(Listings of boxed layout items)
»»

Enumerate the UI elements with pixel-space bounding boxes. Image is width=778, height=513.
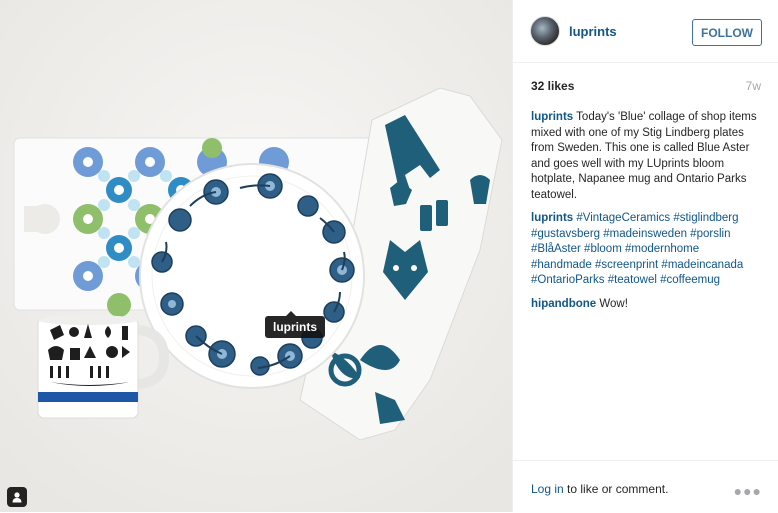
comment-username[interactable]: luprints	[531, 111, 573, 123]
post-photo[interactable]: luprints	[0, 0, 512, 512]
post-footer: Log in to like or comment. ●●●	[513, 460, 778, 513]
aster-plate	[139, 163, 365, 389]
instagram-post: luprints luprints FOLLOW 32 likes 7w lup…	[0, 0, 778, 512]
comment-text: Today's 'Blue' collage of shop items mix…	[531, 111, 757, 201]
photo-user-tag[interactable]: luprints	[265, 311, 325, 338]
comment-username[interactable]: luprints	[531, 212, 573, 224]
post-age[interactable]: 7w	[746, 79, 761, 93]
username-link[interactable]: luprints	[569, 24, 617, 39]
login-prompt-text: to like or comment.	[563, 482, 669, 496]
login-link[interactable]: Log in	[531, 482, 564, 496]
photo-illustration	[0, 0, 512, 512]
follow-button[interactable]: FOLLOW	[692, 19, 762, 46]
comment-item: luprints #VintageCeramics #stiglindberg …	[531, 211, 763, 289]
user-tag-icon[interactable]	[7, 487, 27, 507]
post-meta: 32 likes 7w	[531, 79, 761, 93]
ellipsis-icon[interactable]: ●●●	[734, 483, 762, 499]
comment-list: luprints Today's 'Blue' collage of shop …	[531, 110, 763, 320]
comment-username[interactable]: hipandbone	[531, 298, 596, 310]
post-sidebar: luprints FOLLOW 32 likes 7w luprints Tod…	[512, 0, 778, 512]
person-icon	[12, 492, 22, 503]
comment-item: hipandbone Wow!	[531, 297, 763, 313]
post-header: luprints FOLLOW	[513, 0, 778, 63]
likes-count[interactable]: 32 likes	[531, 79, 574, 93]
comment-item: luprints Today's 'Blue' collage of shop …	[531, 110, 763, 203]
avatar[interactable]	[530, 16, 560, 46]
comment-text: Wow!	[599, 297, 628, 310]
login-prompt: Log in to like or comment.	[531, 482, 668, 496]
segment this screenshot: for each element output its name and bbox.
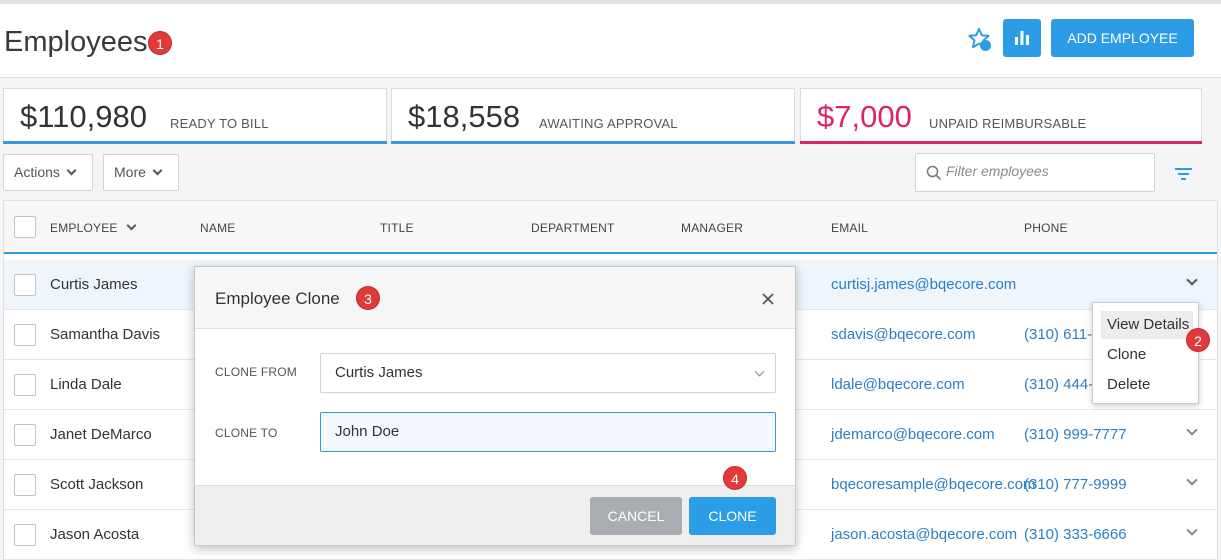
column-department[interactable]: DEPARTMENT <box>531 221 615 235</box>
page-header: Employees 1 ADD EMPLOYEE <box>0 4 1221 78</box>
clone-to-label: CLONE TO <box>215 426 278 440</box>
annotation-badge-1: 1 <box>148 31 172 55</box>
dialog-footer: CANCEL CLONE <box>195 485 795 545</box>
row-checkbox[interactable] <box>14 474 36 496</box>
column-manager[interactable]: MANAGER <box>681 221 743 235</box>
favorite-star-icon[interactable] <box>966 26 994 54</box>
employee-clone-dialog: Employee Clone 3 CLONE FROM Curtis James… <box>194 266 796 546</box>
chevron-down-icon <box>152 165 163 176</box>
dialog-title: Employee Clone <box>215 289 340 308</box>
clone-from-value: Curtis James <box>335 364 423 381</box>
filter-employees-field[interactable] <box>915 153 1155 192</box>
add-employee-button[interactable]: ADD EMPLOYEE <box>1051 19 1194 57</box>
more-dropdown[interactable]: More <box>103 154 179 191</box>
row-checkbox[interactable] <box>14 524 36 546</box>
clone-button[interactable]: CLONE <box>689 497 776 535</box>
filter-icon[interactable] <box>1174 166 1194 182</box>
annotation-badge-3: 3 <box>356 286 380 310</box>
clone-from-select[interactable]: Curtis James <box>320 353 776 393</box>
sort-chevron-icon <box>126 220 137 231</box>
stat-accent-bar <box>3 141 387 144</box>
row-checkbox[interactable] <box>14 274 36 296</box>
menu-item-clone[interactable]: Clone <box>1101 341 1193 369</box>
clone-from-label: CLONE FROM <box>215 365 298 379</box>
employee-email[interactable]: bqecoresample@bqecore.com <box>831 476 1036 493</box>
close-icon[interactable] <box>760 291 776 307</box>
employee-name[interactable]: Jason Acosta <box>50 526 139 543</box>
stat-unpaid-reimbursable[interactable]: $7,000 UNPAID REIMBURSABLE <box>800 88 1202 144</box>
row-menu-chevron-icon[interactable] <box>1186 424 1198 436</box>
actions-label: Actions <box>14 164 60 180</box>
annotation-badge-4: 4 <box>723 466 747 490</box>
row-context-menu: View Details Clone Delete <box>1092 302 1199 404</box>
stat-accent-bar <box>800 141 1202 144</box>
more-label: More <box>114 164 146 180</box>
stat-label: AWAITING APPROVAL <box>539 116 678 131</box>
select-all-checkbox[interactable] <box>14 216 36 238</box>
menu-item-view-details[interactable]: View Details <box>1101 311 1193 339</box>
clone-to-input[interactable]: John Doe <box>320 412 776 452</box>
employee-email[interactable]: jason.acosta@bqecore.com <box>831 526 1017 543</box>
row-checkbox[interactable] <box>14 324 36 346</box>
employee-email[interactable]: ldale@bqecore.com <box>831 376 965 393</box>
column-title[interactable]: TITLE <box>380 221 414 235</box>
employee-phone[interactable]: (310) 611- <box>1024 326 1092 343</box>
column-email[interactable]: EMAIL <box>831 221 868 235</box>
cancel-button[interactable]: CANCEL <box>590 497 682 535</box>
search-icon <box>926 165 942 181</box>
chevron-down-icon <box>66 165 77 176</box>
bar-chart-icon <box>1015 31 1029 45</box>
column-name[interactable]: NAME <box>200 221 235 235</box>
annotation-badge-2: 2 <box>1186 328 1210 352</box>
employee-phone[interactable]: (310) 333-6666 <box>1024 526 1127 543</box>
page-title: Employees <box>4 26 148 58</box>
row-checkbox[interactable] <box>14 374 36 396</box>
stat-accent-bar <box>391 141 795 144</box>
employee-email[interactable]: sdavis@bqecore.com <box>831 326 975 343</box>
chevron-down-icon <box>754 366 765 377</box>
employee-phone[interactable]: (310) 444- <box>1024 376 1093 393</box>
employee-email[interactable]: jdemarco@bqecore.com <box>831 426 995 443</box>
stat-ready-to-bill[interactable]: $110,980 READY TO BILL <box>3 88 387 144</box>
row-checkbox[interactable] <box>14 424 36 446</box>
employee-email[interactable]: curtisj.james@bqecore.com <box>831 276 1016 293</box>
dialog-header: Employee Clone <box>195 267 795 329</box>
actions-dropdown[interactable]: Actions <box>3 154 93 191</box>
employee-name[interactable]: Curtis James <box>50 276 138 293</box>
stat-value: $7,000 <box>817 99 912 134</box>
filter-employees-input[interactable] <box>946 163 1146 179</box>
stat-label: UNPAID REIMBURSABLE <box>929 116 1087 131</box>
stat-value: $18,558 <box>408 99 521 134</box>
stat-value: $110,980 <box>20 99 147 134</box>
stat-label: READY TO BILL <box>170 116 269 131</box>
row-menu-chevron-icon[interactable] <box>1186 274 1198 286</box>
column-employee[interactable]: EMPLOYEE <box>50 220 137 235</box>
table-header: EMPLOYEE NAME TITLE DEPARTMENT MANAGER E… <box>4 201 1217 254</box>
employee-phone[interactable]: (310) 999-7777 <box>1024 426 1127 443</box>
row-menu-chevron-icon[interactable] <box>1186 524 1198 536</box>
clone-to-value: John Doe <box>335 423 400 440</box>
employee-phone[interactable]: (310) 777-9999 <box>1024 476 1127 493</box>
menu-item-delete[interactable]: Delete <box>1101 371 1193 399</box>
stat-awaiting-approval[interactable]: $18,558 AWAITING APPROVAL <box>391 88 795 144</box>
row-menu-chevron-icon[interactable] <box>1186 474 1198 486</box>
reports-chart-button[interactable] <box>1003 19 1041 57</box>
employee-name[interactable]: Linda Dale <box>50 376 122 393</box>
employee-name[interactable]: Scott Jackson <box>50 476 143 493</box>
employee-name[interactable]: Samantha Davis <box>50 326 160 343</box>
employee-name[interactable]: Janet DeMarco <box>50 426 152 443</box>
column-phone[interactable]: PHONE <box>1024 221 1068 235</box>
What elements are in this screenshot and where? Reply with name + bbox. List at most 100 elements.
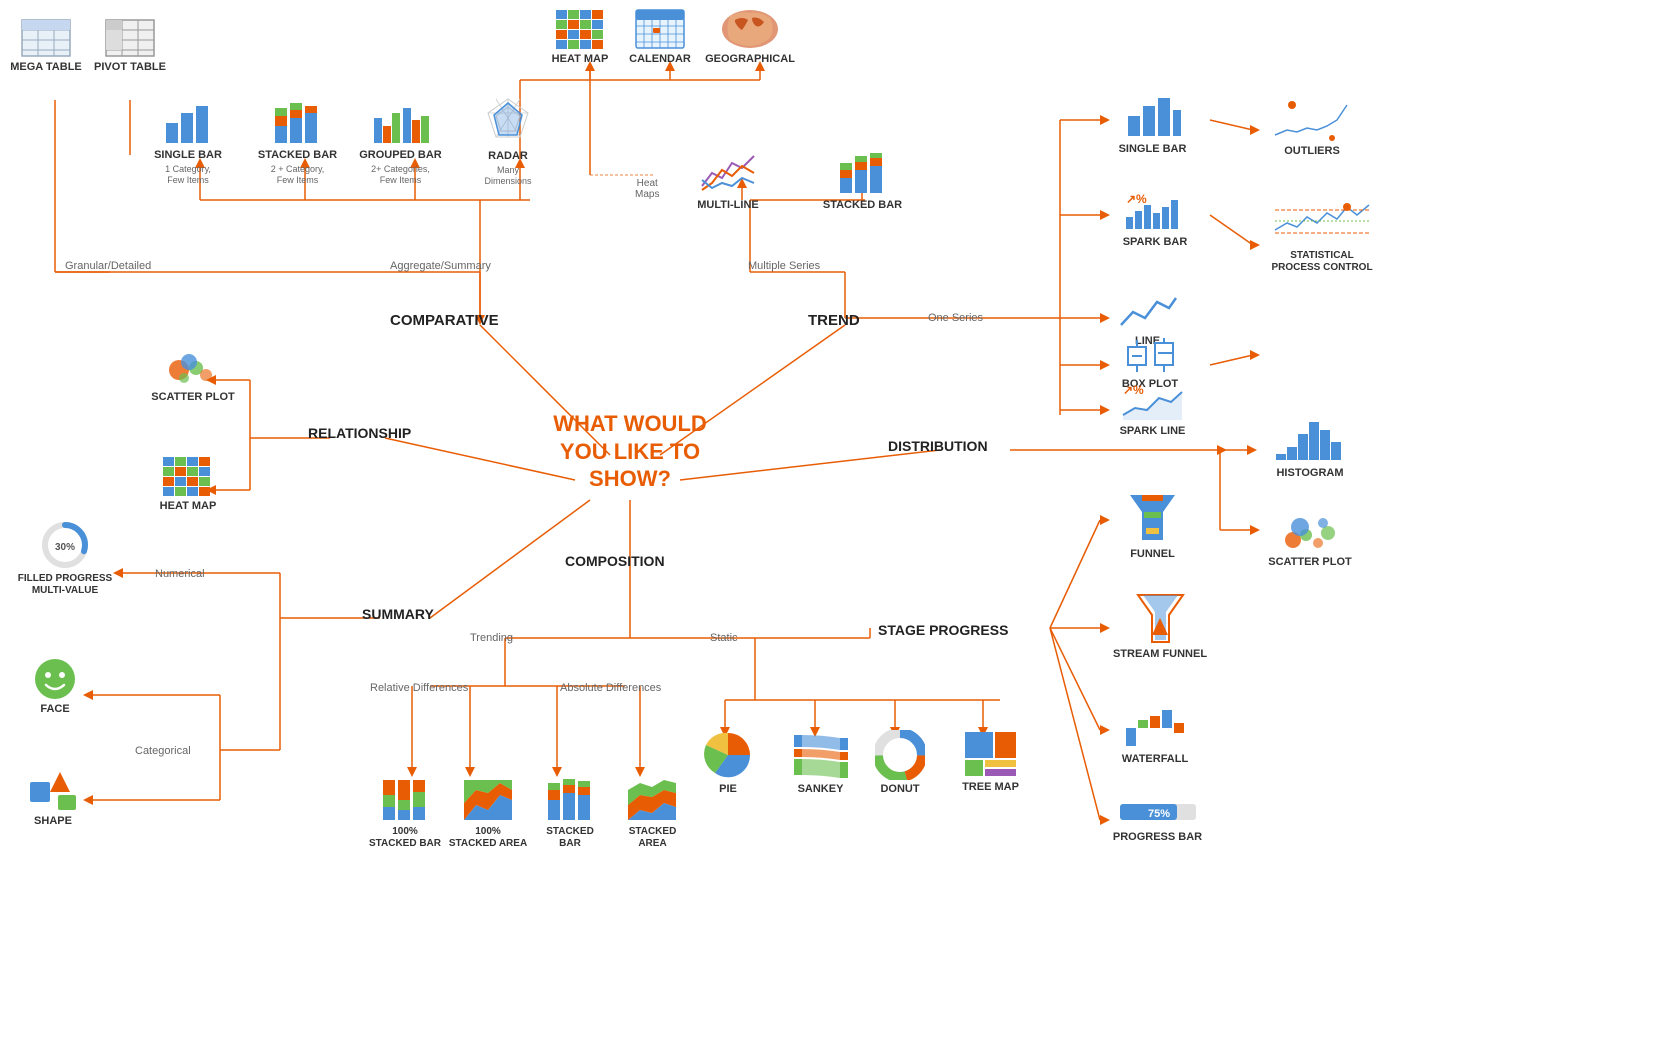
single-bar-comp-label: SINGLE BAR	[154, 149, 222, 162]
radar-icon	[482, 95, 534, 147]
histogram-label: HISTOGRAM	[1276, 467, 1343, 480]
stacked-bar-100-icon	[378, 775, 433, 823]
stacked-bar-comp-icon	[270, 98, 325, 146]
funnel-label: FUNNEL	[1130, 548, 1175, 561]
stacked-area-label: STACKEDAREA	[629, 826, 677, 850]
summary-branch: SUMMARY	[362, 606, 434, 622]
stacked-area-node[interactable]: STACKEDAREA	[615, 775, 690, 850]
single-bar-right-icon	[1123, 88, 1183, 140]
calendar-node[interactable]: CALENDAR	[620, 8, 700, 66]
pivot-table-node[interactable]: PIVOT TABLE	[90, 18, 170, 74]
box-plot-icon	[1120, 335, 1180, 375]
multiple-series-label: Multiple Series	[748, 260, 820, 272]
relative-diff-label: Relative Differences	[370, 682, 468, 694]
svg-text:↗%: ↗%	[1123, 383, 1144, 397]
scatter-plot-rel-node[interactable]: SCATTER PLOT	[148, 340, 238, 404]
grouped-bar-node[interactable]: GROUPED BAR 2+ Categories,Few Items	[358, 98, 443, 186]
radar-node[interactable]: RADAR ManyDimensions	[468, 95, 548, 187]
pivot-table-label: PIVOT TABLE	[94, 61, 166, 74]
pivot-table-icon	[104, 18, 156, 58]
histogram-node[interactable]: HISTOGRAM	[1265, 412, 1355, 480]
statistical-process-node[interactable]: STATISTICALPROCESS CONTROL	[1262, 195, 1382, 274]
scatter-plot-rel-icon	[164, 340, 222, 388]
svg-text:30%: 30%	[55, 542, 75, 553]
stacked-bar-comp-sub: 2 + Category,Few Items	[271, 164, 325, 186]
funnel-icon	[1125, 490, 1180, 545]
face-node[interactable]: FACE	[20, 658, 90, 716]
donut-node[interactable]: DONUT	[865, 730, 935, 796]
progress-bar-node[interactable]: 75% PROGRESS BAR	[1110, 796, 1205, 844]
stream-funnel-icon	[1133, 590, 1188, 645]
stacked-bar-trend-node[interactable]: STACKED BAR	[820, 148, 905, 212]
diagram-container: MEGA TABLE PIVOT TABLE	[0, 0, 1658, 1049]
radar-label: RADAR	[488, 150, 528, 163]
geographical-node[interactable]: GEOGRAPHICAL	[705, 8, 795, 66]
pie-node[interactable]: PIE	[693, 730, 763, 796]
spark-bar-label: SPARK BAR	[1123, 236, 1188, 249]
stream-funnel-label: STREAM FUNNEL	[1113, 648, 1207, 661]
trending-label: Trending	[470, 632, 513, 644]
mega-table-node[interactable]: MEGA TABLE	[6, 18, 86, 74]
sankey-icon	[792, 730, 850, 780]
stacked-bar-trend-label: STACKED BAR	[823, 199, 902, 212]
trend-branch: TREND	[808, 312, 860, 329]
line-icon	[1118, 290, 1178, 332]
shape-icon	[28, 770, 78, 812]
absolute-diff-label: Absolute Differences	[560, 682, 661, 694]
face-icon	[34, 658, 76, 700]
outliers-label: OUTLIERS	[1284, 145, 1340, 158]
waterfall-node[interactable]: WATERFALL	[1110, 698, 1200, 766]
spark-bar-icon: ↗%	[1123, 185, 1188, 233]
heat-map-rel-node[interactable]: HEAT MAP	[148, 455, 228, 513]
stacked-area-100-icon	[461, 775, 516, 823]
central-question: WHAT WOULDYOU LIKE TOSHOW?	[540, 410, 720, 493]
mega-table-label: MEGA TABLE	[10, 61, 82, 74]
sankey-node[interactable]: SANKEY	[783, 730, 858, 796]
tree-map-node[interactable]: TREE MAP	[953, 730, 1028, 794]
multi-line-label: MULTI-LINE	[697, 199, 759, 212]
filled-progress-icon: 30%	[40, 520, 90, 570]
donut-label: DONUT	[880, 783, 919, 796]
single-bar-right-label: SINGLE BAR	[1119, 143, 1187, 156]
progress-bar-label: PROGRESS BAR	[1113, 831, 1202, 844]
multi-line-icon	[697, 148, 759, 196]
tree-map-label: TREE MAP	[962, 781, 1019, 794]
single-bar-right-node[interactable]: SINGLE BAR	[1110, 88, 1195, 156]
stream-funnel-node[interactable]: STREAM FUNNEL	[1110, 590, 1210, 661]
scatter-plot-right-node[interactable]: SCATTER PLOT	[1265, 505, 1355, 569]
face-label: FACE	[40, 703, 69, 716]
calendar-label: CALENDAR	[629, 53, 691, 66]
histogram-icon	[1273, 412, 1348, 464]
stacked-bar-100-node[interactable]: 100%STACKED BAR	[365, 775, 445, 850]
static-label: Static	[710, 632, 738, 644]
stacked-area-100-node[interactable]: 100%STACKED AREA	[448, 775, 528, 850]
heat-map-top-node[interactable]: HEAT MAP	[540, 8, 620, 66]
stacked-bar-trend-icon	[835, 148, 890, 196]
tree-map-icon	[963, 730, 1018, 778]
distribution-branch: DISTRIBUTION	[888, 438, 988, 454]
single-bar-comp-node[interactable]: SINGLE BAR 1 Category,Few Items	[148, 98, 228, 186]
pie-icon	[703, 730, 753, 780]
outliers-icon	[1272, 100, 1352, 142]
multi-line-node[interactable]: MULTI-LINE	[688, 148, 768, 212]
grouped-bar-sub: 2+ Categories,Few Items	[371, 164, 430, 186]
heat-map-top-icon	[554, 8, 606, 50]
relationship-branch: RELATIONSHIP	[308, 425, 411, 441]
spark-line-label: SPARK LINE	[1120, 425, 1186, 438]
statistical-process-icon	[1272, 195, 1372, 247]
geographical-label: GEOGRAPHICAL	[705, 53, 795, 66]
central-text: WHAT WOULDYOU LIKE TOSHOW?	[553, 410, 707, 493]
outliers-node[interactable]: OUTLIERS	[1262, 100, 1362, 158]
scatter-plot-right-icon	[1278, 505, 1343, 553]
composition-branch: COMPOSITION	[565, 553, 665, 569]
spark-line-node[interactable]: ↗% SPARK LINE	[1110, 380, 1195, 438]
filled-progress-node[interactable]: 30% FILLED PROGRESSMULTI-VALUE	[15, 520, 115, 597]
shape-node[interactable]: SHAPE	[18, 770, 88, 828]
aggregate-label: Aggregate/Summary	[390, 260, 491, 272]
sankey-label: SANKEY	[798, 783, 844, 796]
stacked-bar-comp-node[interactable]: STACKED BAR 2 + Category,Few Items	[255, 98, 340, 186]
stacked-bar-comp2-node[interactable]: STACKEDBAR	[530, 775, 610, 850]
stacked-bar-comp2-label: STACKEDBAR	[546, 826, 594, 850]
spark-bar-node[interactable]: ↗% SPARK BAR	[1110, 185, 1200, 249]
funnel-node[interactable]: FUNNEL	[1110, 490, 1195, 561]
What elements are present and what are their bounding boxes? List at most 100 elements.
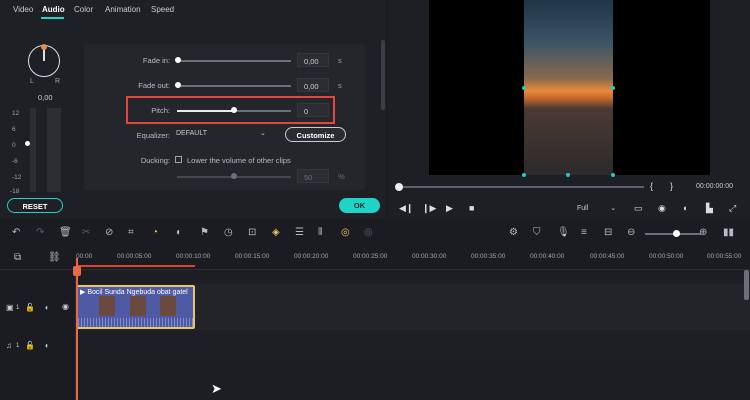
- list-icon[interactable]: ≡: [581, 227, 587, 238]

««

Reproduce, unchanged, the lines of the records starting with the line that contains "149, 222, 162]" and going on through the line that contains "88, 1183, 140]", with both of those lines included.

single-bar-comp-label: SINGLE BAR	[154, 149, 222, 162]
radar-icon	[482, 95, 534, 147]
histogram-label: HISTOGRAM	[1276, 467, 1343, 480]
stacked-bar-100-icon	[378, 775, 433, 823]
stacked-bar-comp-icon	[270, 98, 325, 146]
funnel-label: FUNNEL	[1130, 548, 1175, 561]
stacked-area-label: STACKEDAREA	[629, 826, 677, 850]
summary-branch: SUMMARY	[362, 606, 434, 622]
stacked-area-node[interactable]: STACKEDAREA	[615, 775, 690, 850]
single-bar-right-icon	[1123, 88, 1183, 140]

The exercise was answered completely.